Is there anything in the environment of the resurrection to match the garden beauty and the garden fragrance? Yes. What is it? Morning: 'As it began to dawn'. It always begins to dawn when we are conscious of the presence and the blessing of the dear Lord. His coming means light, morning, something that has to grow, an increasing light, a gleam of the heavenly lightning that makes and seeks the eternal that it means. So far, then, the environment is right, garden and morning, how they match one another! what a duet is that! let them sing their music to the accompaniment of the spheres. Garden and morning what next? What we call spring, April, the time when the green blade is coming up or the little flower has fought its way through the frost and snow. When Christ rises all things rise; when Jesus comes up from the tomb there is no tomb, He has left it; now there is nothing but vernal beauty, vernal music thrills the responding air. A lovely environment, garden, morning, spring what more? Angels. A beautiful picture it is to see the angel of the Lord coming and thrusting back the little pebble that was rolled to the door of the tomb, and oh the subtle irony! oh the holy contempt! rolling back the stone and sitting on it! Marmion waved the fragment of his blade in sign of victory, a sign in its way and at the time pardonable, but there stands out one utterance and expression of victory grander than Marmion's waving of his blade. The angel of the Lord flicked away the stone with its red Roman seal, and having set it a few inches away sat upon it. It is then a right beautiful environment, and full of holy suggestion, and wet with a very gracious pathos, wet as with sacred teal's, such as might have dropped from heaven. Garden, morning, spring, angels; that is resurrection, resurging, coming back to flood and throne and final diadem.

Records:

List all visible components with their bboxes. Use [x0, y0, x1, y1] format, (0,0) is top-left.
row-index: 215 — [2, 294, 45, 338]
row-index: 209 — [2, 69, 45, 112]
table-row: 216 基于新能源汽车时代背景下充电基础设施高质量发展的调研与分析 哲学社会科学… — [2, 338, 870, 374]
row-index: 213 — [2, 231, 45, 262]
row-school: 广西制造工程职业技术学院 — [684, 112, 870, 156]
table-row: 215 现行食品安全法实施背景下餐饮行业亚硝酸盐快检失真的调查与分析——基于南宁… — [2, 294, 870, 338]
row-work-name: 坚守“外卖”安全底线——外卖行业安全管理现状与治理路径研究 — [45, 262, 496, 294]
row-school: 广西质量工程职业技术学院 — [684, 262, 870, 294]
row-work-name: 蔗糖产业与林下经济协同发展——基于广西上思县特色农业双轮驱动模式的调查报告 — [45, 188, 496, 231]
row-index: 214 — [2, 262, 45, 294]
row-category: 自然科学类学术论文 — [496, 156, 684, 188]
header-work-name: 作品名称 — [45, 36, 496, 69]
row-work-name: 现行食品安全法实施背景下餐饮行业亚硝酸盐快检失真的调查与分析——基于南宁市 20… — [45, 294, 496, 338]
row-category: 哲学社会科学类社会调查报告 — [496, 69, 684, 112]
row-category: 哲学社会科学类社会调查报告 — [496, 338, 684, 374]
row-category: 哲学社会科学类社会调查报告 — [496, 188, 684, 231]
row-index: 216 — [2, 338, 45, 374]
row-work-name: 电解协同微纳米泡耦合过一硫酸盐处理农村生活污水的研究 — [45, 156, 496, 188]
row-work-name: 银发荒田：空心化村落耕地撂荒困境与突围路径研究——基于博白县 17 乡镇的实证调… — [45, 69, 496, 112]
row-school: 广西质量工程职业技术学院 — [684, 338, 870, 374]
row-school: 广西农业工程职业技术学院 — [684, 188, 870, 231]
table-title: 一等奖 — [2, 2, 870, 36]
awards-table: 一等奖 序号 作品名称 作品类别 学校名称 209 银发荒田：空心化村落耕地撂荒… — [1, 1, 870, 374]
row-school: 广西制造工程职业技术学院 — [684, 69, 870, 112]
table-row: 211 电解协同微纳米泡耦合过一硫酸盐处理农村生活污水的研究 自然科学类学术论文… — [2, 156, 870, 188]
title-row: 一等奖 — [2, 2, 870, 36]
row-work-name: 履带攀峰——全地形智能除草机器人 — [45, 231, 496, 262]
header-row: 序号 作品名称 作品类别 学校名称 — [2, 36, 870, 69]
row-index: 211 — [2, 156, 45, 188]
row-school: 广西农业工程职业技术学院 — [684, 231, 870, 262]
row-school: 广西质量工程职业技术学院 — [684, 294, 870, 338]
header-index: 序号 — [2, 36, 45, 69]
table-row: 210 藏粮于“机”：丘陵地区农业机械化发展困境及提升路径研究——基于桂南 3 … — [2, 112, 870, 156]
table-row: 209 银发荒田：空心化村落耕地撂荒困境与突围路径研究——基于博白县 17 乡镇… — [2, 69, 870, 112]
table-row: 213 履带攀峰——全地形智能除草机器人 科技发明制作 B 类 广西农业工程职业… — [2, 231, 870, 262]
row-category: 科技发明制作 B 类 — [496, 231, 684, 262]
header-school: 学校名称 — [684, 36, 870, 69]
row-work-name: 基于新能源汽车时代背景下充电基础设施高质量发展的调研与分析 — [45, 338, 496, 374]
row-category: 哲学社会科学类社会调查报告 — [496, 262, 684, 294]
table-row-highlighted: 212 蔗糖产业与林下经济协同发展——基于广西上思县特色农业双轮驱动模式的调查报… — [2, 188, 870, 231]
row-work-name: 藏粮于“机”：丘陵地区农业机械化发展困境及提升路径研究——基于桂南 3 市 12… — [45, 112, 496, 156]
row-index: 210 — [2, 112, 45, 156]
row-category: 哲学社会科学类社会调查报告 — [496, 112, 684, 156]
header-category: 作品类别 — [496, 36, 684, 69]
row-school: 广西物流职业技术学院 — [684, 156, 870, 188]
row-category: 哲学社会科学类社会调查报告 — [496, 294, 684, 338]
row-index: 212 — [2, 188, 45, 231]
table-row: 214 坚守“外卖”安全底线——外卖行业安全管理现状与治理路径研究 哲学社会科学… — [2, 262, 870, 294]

*Problem statement*:
Carry on the passage about the setting of the resurrection from the point where it stops.

*Answer below*:
II. We do not see all the beauty of that environment until we contrast it with the environment of the birth. What do we see at the nativity of Christ? A manger, and no garden; night 'and there were shepherds keeping their flocks by night'. This Child is going to be born in the darkness, He may bring the light with Him, He has always done so, He will not fail at Bethlehem. A child always brings light with it; the darkness has notice to quit the moment the child cries. Manger, night, and what we call winter. We keep the Saviour's birthday when the snow is on the ground; the keener the frost, the more highly piled the snow, we say, This is true Christmas weather. Not resurrection weather; something has happened between the winter and the spring, something has taken place between the fall of that snow, the growing of that ice, and the breathing of that balmy breeze over Jerusalem. 'This same Jesus,' Jesus of the garden and the morning, of the spring and of the angels, was once the Jesus of the manger and the night and the winter.
III. Look at the spiritual and ideal significance of these two environments, and especially the environment of the resurrection. What is the meaning of all this? The meaning is poetry, ideality, higher consciousness, a continually self-refining spirituality, a continually shedding off of the old and the poor and the mean that belongs to our own nature, and a constant rising into the true manhood. I belong to an ancestry, quoth one, who shot king after king on field after field. And I, quoth another, have no blood records in my family
Higher far my proud pretensions rise,
A child of parents passed into the skies.
And if you have the gracious soul, the beautiful spirit, the very soul of charity and helpfulness to others, that is fame. All else may be but infamy.
Joseph Parker, City Temple Pulpit, vol. I. p. 142.
References. XXVIII. 9. A. Maclaren, Expositions of Holy Scripture St. Matthew XVIII.-XXVIII. p. 360. J. Parker, City Temple Pulpit, vol. i. p. 142. XXVIII. 9, 10. J. Grierson, Scenes and Interviews with the Risen Saviour, p. 60. H. Ward Beecher, Sermons (4th Series), p. 144. R. M. Benson, The Life Beyond the Grave, p. 103. Spurgeon, Sermons, vol. xlv. No. 2628.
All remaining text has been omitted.